→ Task objective
Copy out every line that contains "image".

Dataset records
============================================================

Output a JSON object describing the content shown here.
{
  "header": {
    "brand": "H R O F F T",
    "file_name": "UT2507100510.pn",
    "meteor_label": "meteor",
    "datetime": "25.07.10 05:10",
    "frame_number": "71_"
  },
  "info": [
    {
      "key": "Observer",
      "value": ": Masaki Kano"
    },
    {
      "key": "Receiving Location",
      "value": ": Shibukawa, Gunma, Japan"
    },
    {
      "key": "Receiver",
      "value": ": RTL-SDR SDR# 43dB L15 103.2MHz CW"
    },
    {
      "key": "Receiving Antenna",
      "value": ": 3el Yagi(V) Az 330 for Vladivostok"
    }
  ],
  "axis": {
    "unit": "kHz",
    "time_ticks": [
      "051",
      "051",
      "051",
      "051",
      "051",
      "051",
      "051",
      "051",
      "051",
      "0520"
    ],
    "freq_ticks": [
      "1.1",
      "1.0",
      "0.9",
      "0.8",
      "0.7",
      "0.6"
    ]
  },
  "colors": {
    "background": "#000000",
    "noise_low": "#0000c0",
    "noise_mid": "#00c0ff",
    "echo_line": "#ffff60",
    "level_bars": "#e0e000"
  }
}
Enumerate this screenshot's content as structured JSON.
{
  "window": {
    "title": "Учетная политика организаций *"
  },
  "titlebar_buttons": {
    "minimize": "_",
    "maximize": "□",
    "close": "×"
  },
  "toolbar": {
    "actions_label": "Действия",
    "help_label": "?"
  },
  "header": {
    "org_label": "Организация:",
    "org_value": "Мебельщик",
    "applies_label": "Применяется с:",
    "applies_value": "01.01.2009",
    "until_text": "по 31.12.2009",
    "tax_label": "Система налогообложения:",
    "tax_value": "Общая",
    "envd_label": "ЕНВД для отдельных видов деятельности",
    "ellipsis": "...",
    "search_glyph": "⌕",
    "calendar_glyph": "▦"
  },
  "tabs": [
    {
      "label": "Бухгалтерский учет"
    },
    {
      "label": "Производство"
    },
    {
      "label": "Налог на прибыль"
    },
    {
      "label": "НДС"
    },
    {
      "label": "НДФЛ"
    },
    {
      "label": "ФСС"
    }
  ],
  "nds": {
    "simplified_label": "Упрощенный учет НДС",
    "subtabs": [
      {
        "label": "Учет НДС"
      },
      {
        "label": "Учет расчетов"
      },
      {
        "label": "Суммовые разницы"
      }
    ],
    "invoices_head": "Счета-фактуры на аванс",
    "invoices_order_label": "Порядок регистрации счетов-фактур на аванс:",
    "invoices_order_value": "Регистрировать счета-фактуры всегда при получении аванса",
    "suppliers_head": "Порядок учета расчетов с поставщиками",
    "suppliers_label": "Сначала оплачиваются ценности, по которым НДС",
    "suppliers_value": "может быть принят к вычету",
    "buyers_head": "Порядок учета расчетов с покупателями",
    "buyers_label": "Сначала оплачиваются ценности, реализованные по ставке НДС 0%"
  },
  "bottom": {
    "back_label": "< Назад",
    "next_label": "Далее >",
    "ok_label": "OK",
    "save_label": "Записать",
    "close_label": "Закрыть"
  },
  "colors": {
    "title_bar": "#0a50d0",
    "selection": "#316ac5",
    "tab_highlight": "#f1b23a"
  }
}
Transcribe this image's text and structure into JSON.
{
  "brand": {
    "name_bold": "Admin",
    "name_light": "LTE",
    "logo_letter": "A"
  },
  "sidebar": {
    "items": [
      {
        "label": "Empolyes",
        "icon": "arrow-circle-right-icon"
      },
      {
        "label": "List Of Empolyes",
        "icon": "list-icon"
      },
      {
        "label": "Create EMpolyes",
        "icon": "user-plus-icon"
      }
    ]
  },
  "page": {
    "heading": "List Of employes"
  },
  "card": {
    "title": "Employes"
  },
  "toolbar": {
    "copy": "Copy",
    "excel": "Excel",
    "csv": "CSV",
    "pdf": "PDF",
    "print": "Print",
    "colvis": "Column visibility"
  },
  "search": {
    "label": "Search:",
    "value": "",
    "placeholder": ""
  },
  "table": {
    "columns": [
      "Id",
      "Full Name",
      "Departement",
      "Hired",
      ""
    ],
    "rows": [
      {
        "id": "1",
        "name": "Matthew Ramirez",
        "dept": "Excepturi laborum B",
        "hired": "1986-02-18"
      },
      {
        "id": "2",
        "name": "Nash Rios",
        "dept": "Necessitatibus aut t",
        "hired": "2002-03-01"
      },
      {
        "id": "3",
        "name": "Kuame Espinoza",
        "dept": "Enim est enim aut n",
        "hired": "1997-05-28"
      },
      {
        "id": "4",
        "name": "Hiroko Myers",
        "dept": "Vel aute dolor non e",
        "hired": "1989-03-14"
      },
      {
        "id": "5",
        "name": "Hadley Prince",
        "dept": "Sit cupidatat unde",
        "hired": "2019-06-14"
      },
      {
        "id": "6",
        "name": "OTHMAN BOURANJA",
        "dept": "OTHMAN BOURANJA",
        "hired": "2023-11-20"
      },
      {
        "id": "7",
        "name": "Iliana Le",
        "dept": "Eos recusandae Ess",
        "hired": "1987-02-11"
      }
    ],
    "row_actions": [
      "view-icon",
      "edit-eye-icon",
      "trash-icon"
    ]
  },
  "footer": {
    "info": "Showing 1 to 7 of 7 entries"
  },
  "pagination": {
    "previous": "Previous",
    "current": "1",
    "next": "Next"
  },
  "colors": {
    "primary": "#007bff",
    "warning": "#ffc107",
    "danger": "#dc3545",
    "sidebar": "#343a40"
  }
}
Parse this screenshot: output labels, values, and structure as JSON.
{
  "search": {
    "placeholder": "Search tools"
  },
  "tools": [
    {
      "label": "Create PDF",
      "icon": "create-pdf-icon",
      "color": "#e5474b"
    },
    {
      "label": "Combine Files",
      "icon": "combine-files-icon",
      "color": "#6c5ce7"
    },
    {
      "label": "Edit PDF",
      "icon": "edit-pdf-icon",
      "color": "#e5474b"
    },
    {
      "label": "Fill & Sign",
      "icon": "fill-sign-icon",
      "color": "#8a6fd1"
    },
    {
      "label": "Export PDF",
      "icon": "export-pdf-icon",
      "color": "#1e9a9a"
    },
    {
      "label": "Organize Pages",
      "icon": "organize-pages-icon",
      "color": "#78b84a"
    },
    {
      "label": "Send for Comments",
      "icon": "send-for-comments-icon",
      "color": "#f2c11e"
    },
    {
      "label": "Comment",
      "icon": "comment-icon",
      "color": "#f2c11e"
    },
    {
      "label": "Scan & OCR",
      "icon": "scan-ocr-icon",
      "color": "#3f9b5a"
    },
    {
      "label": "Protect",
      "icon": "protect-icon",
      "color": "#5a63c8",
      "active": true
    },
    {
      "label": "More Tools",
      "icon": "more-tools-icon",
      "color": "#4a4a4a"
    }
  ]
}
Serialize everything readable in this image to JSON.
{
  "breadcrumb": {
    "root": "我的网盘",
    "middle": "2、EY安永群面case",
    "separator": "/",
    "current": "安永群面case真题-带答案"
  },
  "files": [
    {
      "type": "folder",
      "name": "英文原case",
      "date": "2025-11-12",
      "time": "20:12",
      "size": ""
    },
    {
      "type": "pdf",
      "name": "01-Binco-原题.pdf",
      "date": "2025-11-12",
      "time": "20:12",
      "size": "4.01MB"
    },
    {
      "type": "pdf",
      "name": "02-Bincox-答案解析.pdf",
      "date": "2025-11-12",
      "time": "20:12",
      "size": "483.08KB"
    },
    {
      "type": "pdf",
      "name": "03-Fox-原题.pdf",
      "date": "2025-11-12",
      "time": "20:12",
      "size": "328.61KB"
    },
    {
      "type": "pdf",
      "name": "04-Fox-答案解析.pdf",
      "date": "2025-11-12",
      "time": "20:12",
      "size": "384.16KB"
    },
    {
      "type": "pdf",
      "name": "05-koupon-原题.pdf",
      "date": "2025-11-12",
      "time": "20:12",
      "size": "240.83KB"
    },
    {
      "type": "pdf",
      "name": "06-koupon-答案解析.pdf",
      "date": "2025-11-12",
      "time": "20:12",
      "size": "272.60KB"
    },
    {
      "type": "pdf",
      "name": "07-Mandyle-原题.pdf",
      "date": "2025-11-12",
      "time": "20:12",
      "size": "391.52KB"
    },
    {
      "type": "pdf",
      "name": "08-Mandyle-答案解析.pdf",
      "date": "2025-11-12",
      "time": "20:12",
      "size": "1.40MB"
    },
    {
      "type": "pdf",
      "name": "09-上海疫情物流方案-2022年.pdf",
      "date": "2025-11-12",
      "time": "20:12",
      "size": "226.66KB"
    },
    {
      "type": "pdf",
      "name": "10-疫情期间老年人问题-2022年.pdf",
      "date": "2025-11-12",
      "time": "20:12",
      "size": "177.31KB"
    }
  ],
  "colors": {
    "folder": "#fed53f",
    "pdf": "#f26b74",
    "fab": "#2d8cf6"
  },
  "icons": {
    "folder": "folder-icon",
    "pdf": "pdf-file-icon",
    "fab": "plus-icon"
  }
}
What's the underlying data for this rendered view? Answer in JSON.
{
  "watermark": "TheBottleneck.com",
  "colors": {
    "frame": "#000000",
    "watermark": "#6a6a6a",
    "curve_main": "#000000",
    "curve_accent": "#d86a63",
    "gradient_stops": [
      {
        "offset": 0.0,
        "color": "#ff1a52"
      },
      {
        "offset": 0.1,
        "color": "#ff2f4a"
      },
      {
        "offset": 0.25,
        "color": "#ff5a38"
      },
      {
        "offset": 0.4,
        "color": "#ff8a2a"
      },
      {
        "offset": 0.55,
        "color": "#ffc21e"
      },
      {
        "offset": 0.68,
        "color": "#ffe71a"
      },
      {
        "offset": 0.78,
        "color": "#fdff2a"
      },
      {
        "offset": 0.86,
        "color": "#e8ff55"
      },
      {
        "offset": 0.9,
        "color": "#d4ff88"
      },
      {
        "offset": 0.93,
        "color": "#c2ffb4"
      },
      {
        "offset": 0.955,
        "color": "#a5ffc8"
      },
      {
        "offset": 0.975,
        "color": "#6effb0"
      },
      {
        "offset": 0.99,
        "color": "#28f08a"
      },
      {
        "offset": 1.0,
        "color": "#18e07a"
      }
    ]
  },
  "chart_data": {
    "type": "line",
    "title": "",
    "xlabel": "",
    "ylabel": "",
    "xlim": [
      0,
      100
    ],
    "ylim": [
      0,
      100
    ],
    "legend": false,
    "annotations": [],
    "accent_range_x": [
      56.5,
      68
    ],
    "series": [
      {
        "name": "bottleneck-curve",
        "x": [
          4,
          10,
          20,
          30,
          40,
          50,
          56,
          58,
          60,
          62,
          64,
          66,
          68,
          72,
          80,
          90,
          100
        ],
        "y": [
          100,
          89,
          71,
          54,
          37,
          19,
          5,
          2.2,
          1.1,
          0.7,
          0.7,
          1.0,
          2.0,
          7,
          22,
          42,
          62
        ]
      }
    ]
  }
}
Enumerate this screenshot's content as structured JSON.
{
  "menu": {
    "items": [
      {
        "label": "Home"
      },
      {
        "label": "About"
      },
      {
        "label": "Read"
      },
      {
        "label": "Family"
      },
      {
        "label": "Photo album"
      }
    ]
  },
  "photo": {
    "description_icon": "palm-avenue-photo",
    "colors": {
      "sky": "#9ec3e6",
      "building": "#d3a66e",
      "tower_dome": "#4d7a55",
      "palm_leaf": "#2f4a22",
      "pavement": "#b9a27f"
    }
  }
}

============================================================

→ Result
Transcribe this image's text and structure into JSON.
Serialize everything readable in this image to JSON.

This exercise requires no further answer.